> What the exercise asks
Output all the material that follows, exactly as given.

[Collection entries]
····················

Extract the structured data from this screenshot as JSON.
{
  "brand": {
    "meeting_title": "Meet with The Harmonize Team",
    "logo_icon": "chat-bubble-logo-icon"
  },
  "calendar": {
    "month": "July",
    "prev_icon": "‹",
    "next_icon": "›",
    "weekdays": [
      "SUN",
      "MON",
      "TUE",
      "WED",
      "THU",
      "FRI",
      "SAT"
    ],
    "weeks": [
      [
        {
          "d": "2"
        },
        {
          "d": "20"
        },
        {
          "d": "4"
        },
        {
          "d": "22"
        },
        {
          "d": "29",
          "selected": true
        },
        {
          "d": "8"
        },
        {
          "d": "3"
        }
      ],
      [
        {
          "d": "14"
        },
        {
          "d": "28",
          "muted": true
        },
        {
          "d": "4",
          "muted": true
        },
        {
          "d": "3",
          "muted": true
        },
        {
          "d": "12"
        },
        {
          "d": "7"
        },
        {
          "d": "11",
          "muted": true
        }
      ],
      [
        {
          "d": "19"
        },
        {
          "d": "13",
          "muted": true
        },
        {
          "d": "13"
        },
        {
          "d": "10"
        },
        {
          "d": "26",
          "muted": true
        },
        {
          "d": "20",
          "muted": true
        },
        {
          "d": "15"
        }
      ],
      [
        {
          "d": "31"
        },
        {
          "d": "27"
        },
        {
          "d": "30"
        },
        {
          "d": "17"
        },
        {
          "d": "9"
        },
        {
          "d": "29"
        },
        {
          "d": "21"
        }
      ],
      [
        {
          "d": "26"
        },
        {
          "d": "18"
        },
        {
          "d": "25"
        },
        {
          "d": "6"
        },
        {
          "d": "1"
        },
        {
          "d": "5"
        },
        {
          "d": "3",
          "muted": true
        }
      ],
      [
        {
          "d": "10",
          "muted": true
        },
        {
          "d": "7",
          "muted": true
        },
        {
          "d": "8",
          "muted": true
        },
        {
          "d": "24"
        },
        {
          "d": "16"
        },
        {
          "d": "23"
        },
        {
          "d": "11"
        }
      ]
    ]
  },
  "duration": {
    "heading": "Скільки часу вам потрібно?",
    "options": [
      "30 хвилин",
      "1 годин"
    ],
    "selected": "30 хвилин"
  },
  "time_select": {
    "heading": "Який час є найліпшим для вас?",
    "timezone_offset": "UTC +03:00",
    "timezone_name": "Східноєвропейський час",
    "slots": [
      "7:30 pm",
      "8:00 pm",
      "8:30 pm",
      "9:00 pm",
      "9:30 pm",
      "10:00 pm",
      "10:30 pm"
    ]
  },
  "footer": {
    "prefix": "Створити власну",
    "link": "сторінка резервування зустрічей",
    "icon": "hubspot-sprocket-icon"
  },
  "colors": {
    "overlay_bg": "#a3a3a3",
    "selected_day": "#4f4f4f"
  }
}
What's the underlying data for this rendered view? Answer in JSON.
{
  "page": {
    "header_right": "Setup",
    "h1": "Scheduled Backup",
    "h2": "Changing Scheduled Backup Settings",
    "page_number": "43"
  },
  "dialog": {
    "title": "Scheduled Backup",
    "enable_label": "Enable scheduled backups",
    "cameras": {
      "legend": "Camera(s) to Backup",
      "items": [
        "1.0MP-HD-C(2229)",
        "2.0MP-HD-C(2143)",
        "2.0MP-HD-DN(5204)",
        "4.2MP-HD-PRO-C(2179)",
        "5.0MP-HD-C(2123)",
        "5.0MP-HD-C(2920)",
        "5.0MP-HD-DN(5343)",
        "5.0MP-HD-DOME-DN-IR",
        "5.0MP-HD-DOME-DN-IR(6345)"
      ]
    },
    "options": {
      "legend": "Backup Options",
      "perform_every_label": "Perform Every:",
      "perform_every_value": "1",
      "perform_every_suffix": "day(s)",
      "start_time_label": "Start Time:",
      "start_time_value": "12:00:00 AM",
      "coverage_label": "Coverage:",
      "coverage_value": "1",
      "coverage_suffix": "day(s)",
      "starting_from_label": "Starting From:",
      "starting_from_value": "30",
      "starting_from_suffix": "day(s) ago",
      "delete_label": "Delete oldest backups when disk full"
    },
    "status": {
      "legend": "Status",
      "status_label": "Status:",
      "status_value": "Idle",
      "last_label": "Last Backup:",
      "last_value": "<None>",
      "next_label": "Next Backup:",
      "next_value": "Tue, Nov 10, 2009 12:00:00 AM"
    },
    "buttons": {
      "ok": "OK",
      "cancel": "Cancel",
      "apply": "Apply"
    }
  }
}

····················

> Output below
Extract the structured data from this screenshot as JSON.
{
  "brand": {
    "meeting_title": "Meet with The Harmonize Team",
    "logo_icon": "chat-bubble-logo-icon"
  },
  "calendar": {
    "month": "July",
    "prev_icon": "‹",
    "next_icon": "›",
    "weekdays": [
      "SUN",
      "MON",
      "TUE",
      "WED",
      "THU",
      "FRI",
      "SAT"
    ],
    "weeks": [
      [
        {
          "d": "2"
        },
        {
          "d": "20"
        },
        {
          "d": "4"
        },
        {
          "d": "22"
        },
        {
          "d": "29",
          "selected": true
        },
        {
          "d": "8"
        },
        {
          "d": "3"
        }
      ],
      [
        {
          "d": "14"
        },
        {
          "d": "28",
          "muted": true
        },
        {
          "d": "4",
          "muted": true
        },
        {
          "d": "3",
          "muted": true
        },
        {
          "d": "12"
        },
        {
          "d": "7"
        },
        {
          "d": "11",
          "muted": true
        }
      ],
      [
        {
          "d": "19"
        },
        {
          "d": "13",
          "muted": true
        },
        {
          "d": "13"
        },
        {
          "d": "10"
        },
        {
          "d": "26",
          "muted": true
        },
        {
          "d": "20",
          "muted": true
        },
        {
          "d": "15"
        }
      ],
      [
        {
          "d": "31"
        },
        {
          "d": "27"
        },
        {
          "d": "30"
        },
        {
          "d": "17"
        },
        {
          "d": "9"
        },
        {
          "d": "29"
        },
        {
          "d": "21"
        }
      ],
      [
        {
          "d": "26"
        },
        {
          "d": "18"
        },
        {
          "d": "25"
        },
        {
          "d": "6"
        },
        {
          "d": "1"
        },
        {
          "d": "5"
        },
        {
          "d": "3",
          "muted": true
        }
      ],
      [
        {
          "d": "10",
          "muted": true
        },
        {
          "d": "7",
          "muted": true
        },
        {
          "d": "8",
          "muted": true
        },
        {
          "d": "24"
        },
        {
          "d": "16"
        },
        {
          "d": "23"
        },
        {
          "d": "11"
        }
      ]
    ]
  },
  "duration": {
    "heading": "Скільки часу вам потрібно?",
    "options": [
      "30 хвилин",
      "1 годин"
    ],
    "selected": "30 хвилин"
  },
  "time_select": {
    "heading": "Який час є найліпшим для вас?",
    "timezone_offset": "UTC +03:00",
    "timezone_name": "Східноєвропейський час",
    "slots": [
      "7:30 pm",
      "8:00 pm",
      "8:30 pm",
      "9:00 pm",
      "9:30 pm",
      "10:00 pm",
      "10:30 pm"
    ]
  },
  "footer": {
    "prefix": "Створити власну",
    "link": "сторінка резервування зустрічей",
    "icon": "hubspot-sprocket-icon"
  },
  "colors": {
    "overlay_bg": "#a3a3a3",
    "selected_day": "#4f4f4f"
  }
}
What's the underlying data for this rendered view? Answer in JSON.
{
  "page": {
    "header_right": "Setup",
    "h1": "Scheduled Backup",
    "h2": "Changing Scheduled Backup Settings",
    "page_number": "43"
  },
  "dialog": {
    "title": "Scheduled Backup",
    "enable_label": "Enable scheduled backups",
    "cameras": {
      "legend": "Camera(s) to Backup",
      "items": [
        "1.0MP-HD-C(2229)",
        "2.0MP-HD-C(2143)",
        "2.0MP-HD-DN(5204)",
        "4.2MP-HD-PRO-C(2179)",
        "5.0MP-HD-C(2123)",
        "5.0MP-HD-C(2920)",
        "5.0MP-HD-DN(5343)",
        "5.0MP-HD-DOME-DN-IR",
        "5.0MP-HD-DOME-DN-IR(6345)"
      ]
    },
    "options": {
      "legend": "Backup Options",
      "perform_every_label": "Perform Every:",
      "perform_every_value": "1",
      "perform_every_suffix": "day(s)",
      "start_time_label": "Start Time:",
      "start_time_value": "12:00:00 AM",
      "coverage_label": "Coverage:",
      "coverage_value": "1",
      "coverage_suffix": "day(s)",
      "starting_from_label": "Starting From:",
      "starting_from_value": "30",
      "starting_from_suffix": "day(s) ago",
      "delete_label": "Delete oldest backups when disk full"
    },
    "status": {
      "legend": "Status",
      "status_label": "Status:",
      "status_value": "Idle",
      "last_label": "Last Backup:",
      "last_value": "<None>",
      "next_label": "Next Backup:",
      "next_value": "Tue, Nov 10, 2009 12:00:00 AM"
    },
    "buttons": {
      "ok": "OK",
      "cancel": "Cancel",
      "apply": "Apply"
    }
  }
}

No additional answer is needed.